[What the task asks]
Repeat each line of the material exactly.
━━━━━━━━━━━━━━━━━━━━
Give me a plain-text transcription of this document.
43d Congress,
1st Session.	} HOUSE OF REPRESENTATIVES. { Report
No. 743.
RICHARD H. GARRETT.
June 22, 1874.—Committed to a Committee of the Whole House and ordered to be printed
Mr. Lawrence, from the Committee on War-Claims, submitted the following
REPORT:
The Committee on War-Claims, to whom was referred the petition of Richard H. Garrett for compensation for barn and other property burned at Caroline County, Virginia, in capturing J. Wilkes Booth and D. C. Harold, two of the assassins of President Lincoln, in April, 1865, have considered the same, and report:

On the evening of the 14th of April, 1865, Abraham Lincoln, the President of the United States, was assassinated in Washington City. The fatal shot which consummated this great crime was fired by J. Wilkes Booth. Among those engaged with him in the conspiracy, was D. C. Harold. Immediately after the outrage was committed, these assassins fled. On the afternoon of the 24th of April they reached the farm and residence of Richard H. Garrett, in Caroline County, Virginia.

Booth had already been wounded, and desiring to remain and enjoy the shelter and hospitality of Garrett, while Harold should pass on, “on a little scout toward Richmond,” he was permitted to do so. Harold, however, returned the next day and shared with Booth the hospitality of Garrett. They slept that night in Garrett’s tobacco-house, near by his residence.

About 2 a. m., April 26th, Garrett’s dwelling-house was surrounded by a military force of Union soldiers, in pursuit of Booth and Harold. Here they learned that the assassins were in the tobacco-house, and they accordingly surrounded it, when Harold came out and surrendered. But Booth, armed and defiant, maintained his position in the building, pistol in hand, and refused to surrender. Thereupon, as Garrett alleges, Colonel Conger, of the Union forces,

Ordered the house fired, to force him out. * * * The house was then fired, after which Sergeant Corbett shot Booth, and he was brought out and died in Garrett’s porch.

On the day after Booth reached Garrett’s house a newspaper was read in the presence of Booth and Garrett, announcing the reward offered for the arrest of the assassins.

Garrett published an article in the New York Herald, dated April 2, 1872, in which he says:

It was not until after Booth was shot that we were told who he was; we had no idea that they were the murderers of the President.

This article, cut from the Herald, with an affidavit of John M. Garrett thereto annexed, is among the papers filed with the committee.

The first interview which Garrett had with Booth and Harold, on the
━━━━━━━━━━━━━━━━━━━━
[Result of the exercise]
Give me a plain-text transcription of this document.
43d Congress,
1st Session.	} HOUSE OF REPRESENTATIVES. { Report
No. 743.
RICHARD H. GARRETT.
June 22, 1874.—Committed to a Committee of the Whole House and ordered to be printed
Mr. Lawrence, from the Committee on War-Claims, submitted the following
REPORT:
The Committee on War-Claims, to whom was referred the petition of Richard H. Garrett for compensation for barn and other property burned at Caroline County, Virginia, in capturing J. Wilkes Booth and D. C. Harold, two of the assassins of President Lincoln, in April, 1865, have considered the same, and report:

On the evening of the 14th of April, 1865, Abraham Lincoln, the President of the United States, was assassinated in Washington City. The fatal shot which consummated this great crime was fired by J. Wilkes Booth. Among those engaged with him in the conspiracy, was D. C. Harold. Immediately after the outrage was committed, these assassins fled. On the afternoon of the 24th of April they reached the farm and residence of Richard H. Garrett, in Caroline County, Virginia.

Booth had already been wounded, and desiring to remain and enjoy the shelter and hospitality of Garrett, while Harold should pass on, “on a little scout toward Richmond,” he was permitted to do so. Harold, however, returned the next day and shared with Booth the hospitality of Garrett. They slept that night in Garrett’s tobacco-house, near by his residence.

About 2 a. m., April 26th, Garrett’s dwelling-house was surrounded by a military force of Union soldiers, in pursuit of Booth and Harold. Here they learned that the assassins were in the tobacco-house, and they accordingly surrounded it, when Harold came out and surrendered. But Booth, armed and defiant, maintained his position in the building, pistol in hand, and refused to surrender. Thereupon, as Garrett alleges, Colonel Conger, of the Union forces,

Ordered the house fired, to force him out. * * * The house was then fired, after which Sergeant Corbett shot Booth, and he was brought out and died in Garrett’s porch.

On the day after Booth reached Garrett’s house a newspaper was read in the presence of Booth and Garrett, announcing the reward offered for the arrest of the assassins.

Garrett published an article in the New York Herald, dated April 2, 1872, in which he says:

It was not until after Booth was shot that we were told who he was; we had no idea that they were the murderers of the President.

This article, cut from the Herald, with an affidavit of John M. Garrett thereto annexed, is among the papers filed with the committee.

The first interview which Garrett had with Booth and Harold, on the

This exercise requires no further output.